EXTRACT PROVIDED below:

TCS Daily


Is That All There Is?

By Ilya Shapiro - April 19, 2005 12:00 AM

With the ever-increasing retirement of Baby Boomers, the public sphere is inundated with controversies surrounding Social Security reform, prescription drug benefits, estate taxes, and other issues that, while hugely important to the nation as a whole, are most directly related to the generation whose mantra was once "don't trust anyone over 30." Yet very little is said about the flipside of this demographic shift: the gradual assumption by Generation X of the vigorous, dynamic core of American society -- and their ambivalence at this development.

Not that there's any danger of the cohort whose members spent a few years after college "finding themselves" and riding the various waves of the globalization suddenly taking over the boardrooms of the Fortune 500. Or that the Simpsons-and-Seinfeld set are secret plans to take over positions of power in media, industry, and government, rolling (gray-haired) heads from Palm Springs to Del Boca Vista. And I don't even mean that globalization and the information revolution have engineered a "great disruption" of a sort that is subverting established social and economic relations -- though that is a enticing discussion topic for another occasion.

End of EXTRACT PROVIDED.

YOUR TASK
Write the next part of the TCS Daily essay on Generation X and the retirement of the Baby Boomers, picking up after its final sentence. The entries that come next are separate material and have no connection to the essay.

EXTRACTED INFORMATION below:

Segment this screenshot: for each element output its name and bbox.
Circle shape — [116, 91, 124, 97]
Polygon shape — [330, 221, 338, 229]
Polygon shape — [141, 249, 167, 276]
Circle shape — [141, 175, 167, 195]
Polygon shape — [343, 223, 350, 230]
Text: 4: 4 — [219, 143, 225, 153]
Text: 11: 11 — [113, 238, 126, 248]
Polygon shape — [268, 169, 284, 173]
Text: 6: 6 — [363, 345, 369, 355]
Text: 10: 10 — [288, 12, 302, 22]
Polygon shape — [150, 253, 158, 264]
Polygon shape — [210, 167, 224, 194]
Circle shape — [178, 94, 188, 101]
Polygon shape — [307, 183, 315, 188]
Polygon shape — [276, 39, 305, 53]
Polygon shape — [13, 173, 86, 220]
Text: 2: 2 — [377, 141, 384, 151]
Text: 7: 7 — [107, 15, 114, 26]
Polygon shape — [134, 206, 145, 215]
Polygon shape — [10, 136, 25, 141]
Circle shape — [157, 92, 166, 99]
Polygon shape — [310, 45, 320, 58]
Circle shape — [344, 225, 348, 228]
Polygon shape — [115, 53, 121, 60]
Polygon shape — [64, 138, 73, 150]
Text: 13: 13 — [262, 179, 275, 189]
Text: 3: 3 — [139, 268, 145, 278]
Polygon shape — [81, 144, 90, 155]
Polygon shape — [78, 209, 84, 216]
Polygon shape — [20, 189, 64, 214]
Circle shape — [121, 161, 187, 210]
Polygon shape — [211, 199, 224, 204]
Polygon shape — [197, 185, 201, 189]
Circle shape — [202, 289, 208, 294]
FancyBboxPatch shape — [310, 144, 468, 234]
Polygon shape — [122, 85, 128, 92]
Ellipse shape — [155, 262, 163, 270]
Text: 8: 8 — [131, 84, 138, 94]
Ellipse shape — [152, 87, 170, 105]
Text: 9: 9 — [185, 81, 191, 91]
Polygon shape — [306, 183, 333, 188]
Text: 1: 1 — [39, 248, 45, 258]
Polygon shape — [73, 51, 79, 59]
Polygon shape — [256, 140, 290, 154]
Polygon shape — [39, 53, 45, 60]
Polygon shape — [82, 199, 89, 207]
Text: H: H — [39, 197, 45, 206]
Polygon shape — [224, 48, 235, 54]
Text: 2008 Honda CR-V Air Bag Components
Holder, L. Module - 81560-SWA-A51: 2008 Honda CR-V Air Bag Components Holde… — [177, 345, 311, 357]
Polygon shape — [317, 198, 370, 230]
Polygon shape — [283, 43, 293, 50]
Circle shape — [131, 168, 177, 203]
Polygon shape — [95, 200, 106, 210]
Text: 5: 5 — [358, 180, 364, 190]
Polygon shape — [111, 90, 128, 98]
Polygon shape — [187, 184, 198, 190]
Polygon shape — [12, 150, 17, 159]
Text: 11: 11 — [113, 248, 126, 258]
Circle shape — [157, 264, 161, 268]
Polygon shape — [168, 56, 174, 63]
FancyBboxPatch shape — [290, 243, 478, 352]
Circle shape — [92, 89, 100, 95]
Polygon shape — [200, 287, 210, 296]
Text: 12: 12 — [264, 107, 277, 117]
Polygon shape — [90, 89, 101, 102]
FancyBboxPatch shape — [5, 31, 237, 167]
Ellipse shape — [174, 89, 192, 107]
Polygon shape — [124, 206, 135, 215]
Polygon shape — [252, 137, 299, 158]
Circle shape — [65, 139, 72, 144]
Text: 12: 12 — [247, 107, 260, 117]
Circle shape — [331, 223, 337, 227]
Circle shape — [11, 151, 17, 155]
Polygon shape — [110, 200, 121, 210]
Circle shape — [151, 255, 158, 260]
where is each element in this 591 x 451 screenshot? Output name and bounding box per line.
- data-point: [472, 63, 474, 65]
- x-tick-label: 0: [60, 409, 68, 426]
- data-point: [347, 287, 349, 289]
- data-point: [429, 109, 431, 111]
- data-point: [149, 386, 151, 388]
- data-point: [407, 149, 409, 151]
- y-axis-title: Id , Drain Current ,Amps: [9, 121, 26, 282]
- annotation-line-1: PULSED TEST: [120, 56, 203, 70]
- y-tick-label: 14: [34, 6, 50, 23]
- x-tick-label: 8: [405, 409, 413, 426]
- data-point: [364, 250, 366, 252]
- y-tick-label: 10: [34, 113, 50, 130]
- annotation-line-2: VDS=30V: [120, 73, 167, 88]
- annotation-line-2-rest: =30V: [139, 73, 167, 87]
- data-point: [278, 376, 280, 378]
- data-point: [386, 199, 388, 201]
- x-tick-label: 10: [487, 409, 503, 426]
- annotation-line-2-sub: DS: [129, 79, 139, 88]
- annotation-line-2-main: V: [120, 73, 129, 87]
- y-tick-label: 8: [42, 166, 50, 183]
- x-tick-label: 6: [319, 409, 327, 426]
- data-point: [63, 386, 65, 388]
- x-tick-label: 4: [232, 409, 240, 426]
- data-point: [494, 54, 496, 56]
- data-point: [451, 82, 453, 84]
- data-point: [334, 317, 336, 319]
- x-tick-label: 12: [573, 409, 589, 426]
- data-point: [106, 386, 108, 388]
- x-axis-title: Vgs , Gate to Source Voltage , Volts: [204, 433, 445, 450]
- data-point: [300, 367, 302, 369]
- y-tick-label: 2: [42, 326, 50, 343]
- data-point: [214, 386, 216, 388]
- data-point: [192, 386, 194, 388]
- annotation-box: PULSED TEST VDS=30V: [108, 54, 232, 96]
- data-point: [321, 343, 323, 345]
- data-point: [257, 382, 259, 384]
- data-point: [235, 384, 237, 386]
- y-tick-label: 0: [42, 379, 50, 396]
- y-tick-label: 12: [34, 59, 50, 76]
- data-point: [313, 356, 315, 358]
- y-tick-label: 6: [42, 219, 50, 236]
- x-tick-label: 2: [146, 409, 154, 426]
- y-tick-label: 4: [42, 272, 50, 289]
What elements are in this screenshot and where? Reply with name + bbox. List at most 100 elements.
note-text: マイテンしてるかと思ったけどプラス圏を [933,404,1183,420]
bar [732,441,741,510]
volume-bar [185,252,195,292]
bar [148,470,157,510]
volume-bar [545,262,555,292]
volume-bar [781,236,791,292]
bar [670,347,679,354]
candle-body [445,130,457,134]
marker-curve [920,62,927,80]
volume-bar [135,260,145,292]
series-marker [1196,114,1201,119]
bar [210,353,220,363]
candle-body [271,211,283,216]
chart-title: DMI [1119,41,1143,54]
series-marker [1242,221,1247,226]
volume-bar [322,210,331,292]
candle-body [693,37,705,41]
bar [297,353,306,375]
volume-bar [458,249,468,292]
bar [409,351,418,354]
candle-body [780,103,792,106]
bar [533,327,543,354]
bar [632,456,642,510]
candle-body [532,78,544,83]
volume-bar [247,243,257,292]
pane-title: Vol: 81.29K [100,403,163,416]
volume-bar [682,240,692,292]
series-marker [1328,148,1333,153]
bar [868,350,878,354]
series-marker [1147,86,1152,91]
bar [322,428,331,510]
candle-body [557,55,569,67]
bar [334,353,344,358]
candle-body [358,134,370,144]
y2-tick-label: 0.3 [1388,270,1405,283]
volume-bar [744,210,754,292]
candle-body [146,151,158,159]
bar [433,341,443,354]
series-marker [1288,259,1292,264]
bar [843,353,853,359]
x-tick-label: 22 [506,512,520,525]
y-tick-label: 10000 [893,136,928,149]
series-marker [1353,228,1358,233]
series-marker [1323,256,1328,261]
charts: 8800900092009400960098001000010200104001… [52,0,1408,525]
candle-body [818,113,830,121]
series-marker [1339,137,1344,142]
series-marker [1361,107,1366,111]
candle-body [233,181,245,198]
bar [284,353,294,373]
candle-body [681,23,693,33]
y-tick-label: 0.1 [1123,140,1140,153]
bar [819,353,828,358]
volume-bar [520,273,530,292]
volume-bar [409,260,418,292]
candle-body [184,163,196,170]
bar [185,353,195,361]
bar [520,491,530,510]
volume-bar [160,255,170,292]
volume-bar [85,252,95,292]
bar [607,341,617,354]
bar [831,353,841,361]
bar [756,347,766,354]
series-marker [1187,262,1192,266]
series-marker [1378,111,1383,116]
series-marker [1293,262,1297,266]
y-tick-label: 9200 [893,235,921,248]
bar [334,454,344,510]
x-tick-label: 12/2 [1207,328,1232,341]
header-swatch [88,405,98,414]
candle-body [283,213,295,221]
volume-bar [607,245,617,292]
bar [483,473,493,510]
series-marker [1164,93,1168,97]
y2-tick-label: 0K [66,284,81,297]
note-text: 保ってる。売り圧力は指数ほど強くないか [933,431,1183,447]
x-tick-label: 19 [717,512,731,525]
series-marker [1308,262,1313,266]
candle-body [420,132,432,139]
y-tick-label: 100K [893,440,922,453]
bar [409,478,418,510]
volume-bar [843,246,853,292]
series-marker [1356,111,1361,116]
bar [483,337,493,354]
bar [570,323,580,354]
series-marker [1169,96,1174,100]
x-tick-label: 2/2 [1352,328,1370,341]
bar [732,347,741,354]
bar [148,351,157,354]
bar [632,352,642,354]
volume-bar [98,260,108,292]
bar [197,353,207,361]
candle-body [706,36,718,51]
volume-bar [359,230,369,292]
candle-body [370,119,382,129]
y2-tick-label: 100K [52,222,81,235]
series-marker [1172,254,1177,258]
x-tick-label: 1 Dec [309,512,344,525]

End of EXTRACTED INFORMATION.

TASK OUTPUT
Instead, like it or not, the doctor who treats you in the E.R., the lawyer who drafts the paperwork on the billion-dollar mergers and IPOs, the stock analyst who sways your pension fund, and the teacher who educates your kids -- and the reporter/writer/blogger who subtly influences your thinking -- are all in that age group whose name was coined by Canadian pop sociologist Douglas Copeland in a 1991 book.

And -- though it makes us sound like spoiled brats (and me narcissistic for writing about it) -- we're not happy. Or, rather, after a (relatively short) lifetime of playing by the rules, eating our greens, graduating from high school, then college, then grad school or whatever other apprenticeship takes up our early-to-mid-20s, and finally starting work in the real world, we've come to realize that there's more to life than taking an anointed spot in the meritocracy.

We were told by our parents (and Billy Joel) that if we worked hard, if we behaved, we would achieve the good life. Well, we've achieved! Achieved!! ACHIEVED!!! and now... what?

David Brooks take note: Generation X has arrived, made its presence felt, looked around, and is wondering, "Is that all there is?"

It is a conversation I keep having, or talking around, with my friends and peers -- the type of folks who 20 years ago would have been called yuppies (which label I at least am happy to wear now, if in a descriptive rather than ascriptive way). They -- we -- have everything we could ever want in this stage of life, but still we search for meaning.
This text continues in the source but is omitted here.